• _Task directions_: Determine whether each of the statements (a), (b), and (c) agrees with the formulation text below, answering yes or no and quoting the deciding words of that text exactly. (a) Microemulsification directs absorption preferentially to the lymphatic system rather than the circulatory system. (b) Amphiphilic ingredients meeting the stated requirements usually have HLB values of 20 to 40. (c) The micelles in the formulations have an average diameter of more than about 100 nm.

Generally, oral, intravenous, intracerebroventricular and
subcutaneous doses of the compounds of this invention for a
patient, when used for the indicated effects, will range from about
0.0001 to about 100 mg per kilogram of body weight per day.
[0211] If desired, the effective daily dose of the active compound
may be administered as two, three, four, five, six or more
sub-doses administered separately at appropriate intervals
throughout the day, optionally, in unit dosage forms. In certain
situations, dosing is one administration per day. In certain
embodiments, dosing is one or more administration per every 2, 3,
4, 5, 6, 7, 8, 9, 10, 11, 12, 13, 14 days, or every 1, 2, 3, 4, 5,
6, 7, 8, 9, 10, 11, 12 weeks, or every 1, 2, 3, 4, 5, 6, 7, 8, 9,
10, 11, 12 months, as needed, to maintain the desired expression of
a functional dystrophin protein.
[0212] Nucleic acid molecules can be administered to cells by a
variety of methods known to those familiar to the art, including,
but not restricted to, encapsulation in liposomes, by
iontophoresis, or by incorporation into other vehicles, such as
hydrogels, cyclodextrins, biodegradable nanocapsules, and
bioadhesive microspheres, as described herein and known in the art.
In certain embodiments, microemulsification technology may be
utilized to improve bioavailability of lipophilic (water insoluble)
pharmaceutical agents. Examples include Trimetrine (Dordunoo, S.
K., et al., Drug Development and Industrial Pharmacy, 17(12),
1685-1713, 1991 and REV 5901 (Sheen, P. C., et al., J Pharm Sci
80(7), 712-714, 1991). Among other benefits, microemulsification
provides enhanced bioavailability by preferentially directing
absorption to the lymphatic system instead of the circulatory
system, which thereby bypasses the liver, and prevents destruction
of the compounds in the hepatobiliary circulation.
[0213] In one aspect of invention, the formulations contain
micelles formed from an oligomer as provided herein and at least
one amphiphilic carrier, in which the micelles have an average
diameter of less than about 100 nm. More preferred embodiments
provide micelles having an average diameter less than about 50 nm,
and even more preferred embodiments provide micelles having an
average diameter less than about 30 nm, or even less than about 20
nm.
[0214] While all suitable amphiphilic carriers are contemplated,
the presently preferred carriers are generally those that have
Generally-Recognized-as-Safe (GRAS) status, and that can both
solubilize the compound of the present invention and microemulsify
it at a later stage when the solution comes into a contact with a
complex water phase (such as one found in human gastrointestinal
tract). Usually, amphiphilic ingredients that satisfy these
requirements have HLB (hydrophilic to lipophilic balance) values of
2-20, and their structures contain straight chain aliphatic
radicals in the range of C-6 to C-20. Examples are
polyethylene-glycolized fatty glycerides and polyethylene
glycols.

(Page layout parsing data)
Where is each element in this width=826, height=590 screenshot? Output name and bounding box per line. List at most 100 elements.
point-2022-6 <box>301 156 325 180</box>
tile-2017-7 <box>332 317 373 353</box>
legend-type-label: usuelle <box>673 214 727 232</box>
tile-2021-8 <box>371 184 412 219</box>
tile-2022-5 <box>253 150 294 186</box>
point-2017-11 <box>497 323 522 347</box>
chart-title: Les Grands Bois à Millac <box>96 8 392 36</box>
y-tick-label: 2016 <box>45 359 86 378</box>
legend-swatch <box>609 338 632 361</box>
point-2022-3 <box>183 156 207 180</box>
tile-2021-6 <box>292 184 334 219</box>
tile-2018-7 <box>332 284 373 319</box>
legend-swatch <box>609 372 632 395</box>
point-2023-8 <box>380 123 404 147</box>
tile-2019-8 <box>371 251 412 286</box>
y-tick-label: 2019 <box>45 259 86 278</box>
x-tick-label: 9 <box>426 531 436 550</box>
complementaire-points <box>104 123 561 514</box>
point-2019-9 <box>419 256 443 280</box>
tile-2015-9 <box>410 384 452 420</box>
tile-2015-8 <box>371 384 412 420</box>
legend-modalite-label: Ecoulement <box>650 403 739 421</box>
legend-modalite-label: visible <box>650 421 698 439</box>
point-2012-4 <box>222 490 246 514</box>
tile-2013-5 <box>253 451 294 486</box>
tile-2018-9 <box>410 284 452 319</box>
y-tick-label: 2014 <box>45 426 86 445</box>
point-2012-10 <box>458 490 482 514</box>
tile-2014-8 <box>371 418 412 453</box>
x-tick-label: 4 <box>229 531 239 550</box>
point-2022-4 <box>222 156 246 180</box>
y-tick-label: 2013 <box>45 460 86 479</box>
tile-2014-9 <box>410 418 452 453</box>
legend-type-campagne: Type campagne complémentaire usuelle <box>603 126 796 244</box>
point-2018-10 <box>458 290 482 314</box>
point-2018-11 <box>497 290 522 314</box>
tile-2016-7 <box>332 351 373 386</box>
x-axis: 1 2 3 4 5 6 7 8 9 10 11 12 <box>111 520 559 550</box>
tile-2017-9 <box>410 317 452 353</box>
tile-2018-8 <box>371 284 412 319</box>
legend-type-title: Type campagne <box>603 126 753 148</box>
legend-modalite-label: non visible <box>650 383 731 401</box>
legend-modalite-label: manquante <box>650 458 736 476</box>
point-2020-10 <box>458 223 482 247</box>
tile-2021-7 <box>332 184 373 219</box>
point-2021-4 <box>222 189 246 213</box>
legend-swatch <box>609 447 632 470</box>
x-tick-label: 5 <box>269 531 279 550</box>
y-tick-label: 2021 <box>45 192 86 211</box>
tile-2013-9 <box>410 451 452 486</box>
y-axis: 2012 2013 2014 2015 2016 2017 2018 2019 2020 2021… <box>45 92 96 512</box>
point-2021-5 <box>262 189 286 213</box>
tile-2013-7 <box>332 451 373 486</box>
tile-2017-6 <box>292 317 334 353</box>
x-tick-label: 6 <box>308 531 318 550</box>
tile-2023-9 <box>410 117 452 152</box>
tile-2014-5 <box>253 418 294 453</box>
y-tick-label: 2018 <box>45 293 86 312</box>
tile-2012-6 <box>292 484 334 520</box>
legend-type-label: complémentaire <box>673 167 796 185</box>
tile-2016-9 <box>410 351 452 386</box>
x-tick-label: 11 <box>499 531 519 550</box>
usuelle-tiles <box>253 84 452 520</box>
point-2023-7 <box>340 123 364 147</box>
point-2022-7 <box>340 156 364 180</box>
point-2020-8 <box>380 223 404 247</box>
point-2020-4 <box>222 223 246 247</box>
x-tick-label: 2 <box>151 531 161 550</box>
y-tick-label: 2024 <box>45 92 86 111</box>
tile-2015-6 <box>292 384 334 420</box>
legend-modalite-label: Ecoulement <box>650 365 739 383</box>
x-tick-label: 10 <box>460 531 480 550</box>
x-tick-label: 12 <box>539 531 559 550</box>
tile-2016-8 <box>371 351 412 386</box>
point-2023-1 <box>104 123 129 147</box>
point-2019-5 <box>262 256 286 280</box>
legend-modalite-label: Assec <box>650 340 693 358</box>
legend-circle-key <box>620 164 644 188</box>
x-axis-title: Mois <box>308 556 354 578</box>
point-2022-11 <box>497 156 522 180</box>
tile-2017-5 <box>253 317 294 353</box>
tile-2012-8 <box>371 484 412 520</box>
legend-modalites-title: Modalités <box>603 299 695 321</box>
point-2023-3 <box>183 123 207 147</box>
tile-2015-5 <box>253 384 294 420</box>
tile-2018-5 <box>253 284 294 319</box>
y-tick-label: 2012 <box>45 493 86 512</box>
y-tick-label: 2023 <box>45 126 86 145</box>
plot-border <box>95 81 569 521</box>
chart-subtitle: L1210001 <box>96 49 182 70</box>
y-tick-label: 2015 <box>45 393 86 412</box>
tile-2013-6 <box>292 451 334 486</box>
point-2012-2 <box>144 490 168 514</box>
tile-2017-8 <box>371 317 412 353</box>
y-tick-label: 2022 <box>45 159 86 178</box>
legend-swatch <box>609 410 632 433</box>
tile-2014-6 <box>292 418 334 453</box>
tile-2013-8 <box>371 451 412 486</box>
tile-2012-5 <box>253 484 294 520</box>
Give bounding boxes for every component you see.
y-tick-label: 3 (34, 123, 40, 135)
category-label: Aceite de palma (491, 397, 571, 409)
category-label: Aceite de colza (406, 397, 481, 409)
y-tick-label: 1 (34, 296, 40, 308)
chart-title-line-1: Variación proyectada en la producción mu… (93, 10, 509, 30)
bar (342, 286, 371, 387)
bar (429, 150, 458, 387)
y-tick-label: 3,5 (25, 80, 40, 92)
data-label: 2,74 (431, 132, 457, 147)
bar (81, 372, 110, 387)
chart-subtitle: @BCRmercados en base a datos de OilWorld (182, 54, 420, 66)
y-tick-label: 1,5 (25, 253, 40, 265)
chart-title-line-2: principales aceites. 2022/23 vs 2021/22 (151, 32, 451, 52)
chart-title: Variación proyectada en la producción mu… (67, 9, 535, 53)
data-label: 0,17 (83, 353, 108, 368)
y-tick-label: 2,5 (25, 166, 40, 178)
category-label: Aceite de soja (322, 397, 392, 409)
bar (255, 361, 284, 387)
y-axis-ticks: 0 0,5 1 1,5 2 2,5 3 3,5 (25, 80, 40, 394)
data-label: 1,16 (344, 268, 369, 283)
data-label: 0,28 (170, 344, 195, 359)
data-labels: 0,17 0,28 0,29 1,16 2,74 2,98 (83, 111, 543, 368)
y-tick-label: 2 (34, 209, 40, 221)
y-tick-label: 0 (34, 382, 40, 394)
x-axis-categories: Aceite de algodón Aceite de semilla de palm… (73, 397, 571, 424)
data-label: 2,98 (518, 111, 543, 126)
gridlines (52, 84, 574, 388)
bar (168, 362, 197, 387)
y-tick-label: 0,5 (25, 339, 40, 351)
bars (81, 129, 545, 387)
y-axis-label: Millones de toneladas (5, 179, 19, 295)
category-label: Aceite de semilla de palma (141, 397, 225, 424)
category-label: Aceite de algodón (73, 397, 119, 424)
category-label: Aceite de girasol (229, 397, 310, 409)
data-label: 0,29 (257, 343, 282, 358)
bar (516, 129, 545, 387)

• _Output for this exercise_:
(a) Yes: "preferentially directing absorption to the lymphatic system instead of the circulatory system"
(b) No: "have HLB (hydrophilic to lipophilic balance) values of 2-20"
(c) No: "the micelles have an average diameter of less than about 100 nm"